▸ What you will do:
Give the number of lines containing the word "FASTRIR", and nothing else.
## BEGIN Excerpted records
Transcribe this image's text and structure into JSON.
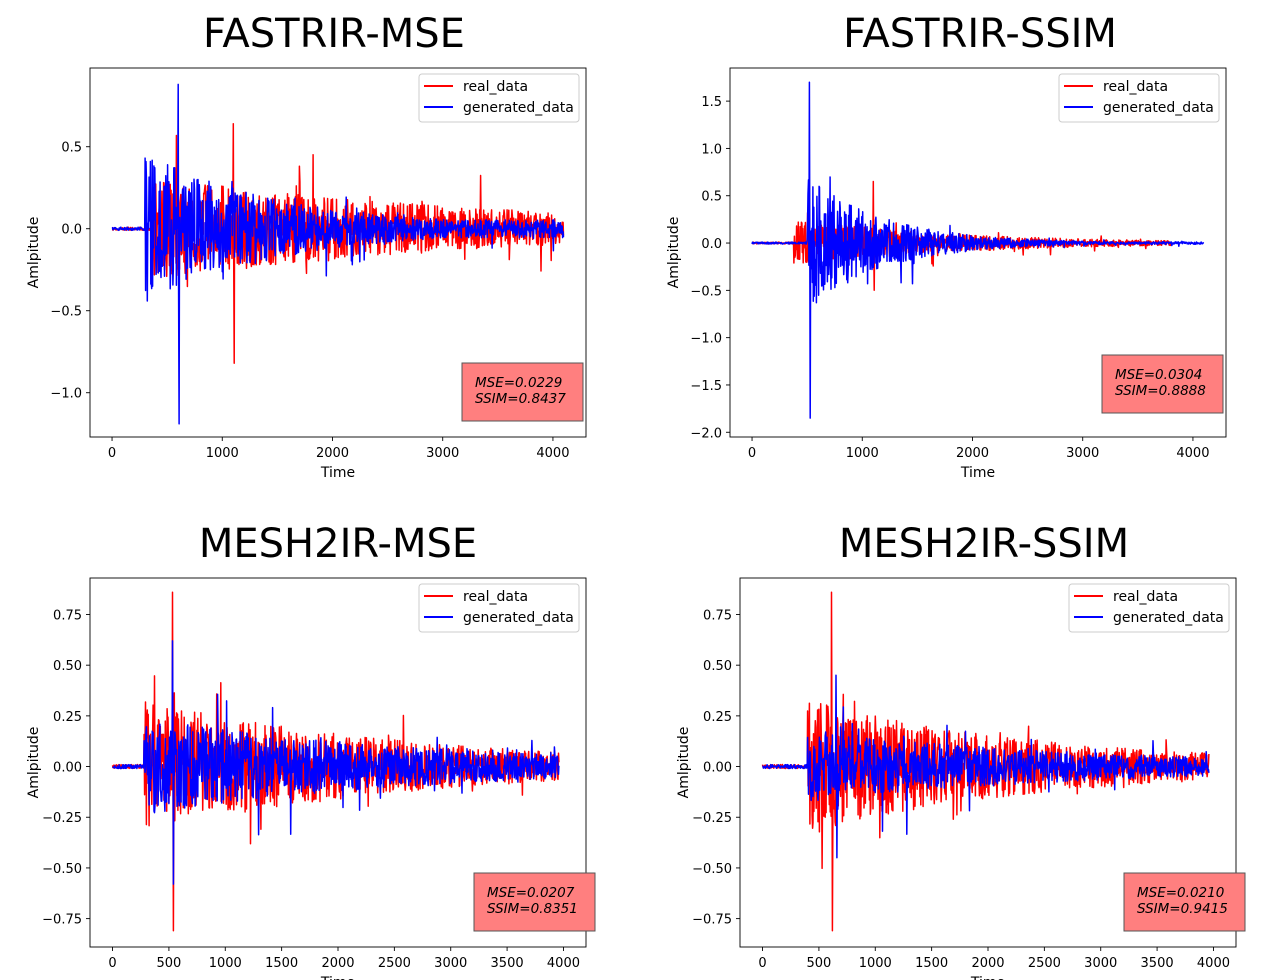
{
  "chart_data": [
    {
      "type": "line",
      "title": "FASTRIR-MSE",
      "xlabel": "Time",
      "ylabel": "Amlpitude",
      "xlim": [
        -200,
        4300
      ],
      "ylim": [
        -1.27,
        0.98
      ],
      "xticks": [
        0,
        1000,
        2000,
        3000,
        4000
      ],
      "yticks": [
        -1.0,
        -0.5,
        0.0,
        0.5
      ],
      "ytick_labels": [
        "−1.0",
        "−0.5",
        "0.0",
        "0.5"
      ],
      "legend": {
        "position": "upper right"
      },
      "annotation": {
        "position": "lower right",
        "lines": [
          "MSE=0.0229",
          "SSIM=0.8437"
        ],
        "color": "#ff7f7f"
      },
      "series": [
        {
          "name": "real_data",
          "color": "#ff0000",
          "n": 4096,
          "onset": 380,
          "peak_time": 1100,
          "peak_amp": 0.64,
          "min_amp": -0.82,
          "decay": 3200,
          "floor": 0.11
        },
        {
          "name": "generated_data",
          "color": "#0000ff",
          "n": 4096,
          "onset": 300,
          "peak_time": 600,
          "peak_amp": 0.88,
          "min_amp": -1.19,
          "decay": 1300,
          "floor": 0.12
        }
      ]
    },
    {
      "type": "line",
      "title": "FASTRIR-SSIM",
      "xlabel": "Time",
      "ylabel": "Amlpitude",
      "xlim": [
        -200,
        4300
      ],
      "ylim": [
        -2.05,
        1.85
      ],
      "xticks": [
        0,
        1000,
        2000,
        3000,
        4000
      ],
      "yticks": [
        -2.0,
        -1.5,
        -1.0,
        -0.5,
        0.0,
        0.5,
        1.0,
        1.5
      ],
      "ytick_labels": [
        "−2.0",
        "−1.5",
        "−1.0",
        "−0.5",
        "0.0",
        "0.5",
        "1.0",
        "1.5"
      ],
      "legend": {
        "position": "upper right"
      },
      "annotation": {
        "position": "lower right",
        "lines": [
          "MSE=0.0304",
          "SSIM=0.8888"
        ],
        "color": "#ff7f7f"
      },
      "series": [
        {
          "name": "real_data",
          "color": "#ff0000",
          "n": 3800,
          "onset": 380,
          "peak_time": 1100,
          "peak_amp": 0.65,
          "min_amp": -0.5,
          "decay": 1500,
          "floor": 0.03
        },
        {
          "name": "generated_data",
          "color": "#0000ff",
          "n": 4096,
          "onset": 500,
          "peak_time": 520,
          "peak_amp": 1.7,
          "min_amp": -1.85,
          "decay": 700,
          "floor": 0.02
        }
      ]
    },
    {
      "type": "line",
      "title": "MESH2IR-MSE",
      "xlabel": "Time",
      "ylabel": "Amlpitude",
      "xlim": [
        -200,
        4200
      ],
      "ylim": [
        -0.89,
        0.93
      ],
      "xticks": [
        0,
        500,
        1000,
        1500,
        2000,
        2500,
        3000,
        3500,
        4000
      ],
      "yticks": [
        -0.75,
        -0.5,
        -0.25,
        0.0,
        0.25,
        0.5,
        0.75
      ],
      "ytick_labels": [
        "−0.75",
        "−0.50",
        "−0.25",
        "0.00",
        "0.25",
        "0.50",
        "0.75"
      ],
      "legend": {
        "position": "upper right"
      },
      "annotation": {
        "position": "lower right",
        "lines": [
          "MSE=0.0207",
          "SSIM=0.8351"
        ],
        "color": "#ff7f7f"
      },
      "series": [
        {
          "name": "real_data",
          "color": "#ff0000",
          "n": 3960,
          "onset": 280,
          "peak_time": 530,
          "peak_amp": 0.86,
          "min_amp": -0.81,
          "decay": 2400,
          "floor": 0.05
        },
        {
          "name": "generated_data",
          "color": "#0000ff",
          "n": 3960,
          "onset": 280,
          "peak_time": 530,
          "peak_amp": 0.62,
          "min_amp": -0.58,
          "decay": 2600,
          "floor": 0.06
        }
      ]
    },
    {
      "type": "line",
      "title": "MESH2IR-SSIM",
      "xlabel": "Time",
      "ylabel": "Amlpitude",
      "xlim": [
        -200,
        4200
      ],
      "ylim": [
        -0.89,
        0.93
      ],
      "xticks": [
        0,
        500,
        1000,
        1500,
        2000,
        2500,
        3000,
        3500,
        4000
      ],
      "yticks": [
        -0.75,
        -0.5,
        -0.25,
        0.0,
        0.25,
        0.5,
        0.75
      ],
      "ytick_labels": [
        "−0.75",
        "−0.50",
        "−0.25",
        "0.00",
        "0.25",
        "0.50",
        "0.75"
      ],
      "legend": {
        "position": "upper right"
      },
      "annotation": {
        "position": "lower right",
        "lines": [
          "MSE=0.0210",
          "SSIM=0.9415"
        ],
        "color": "#ff7f7f"
      },
      "series": [
        {
          "name": "real_data",
          "color": "#ff0000",
          "n": 3960,
          "onset": 400,
          "peak_time": 610,
          "peak_amp": 0.86,
          "min_amp": -0.81,
          "decay": 2200,
          "floor": 0.05
        },
        {
          "name": "generated_data",
          "color": "#0000ff",
          "n": 3960,
          "onset": 400,
          "peak_time": 650,
          "peak_amp": 0.45,
          "min_amp": -0.45,
          "decay": 2700,
          "floor": 0.06
        }
      ]
    }
  ]
}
## END Excerpted records
▸ Completed task:
2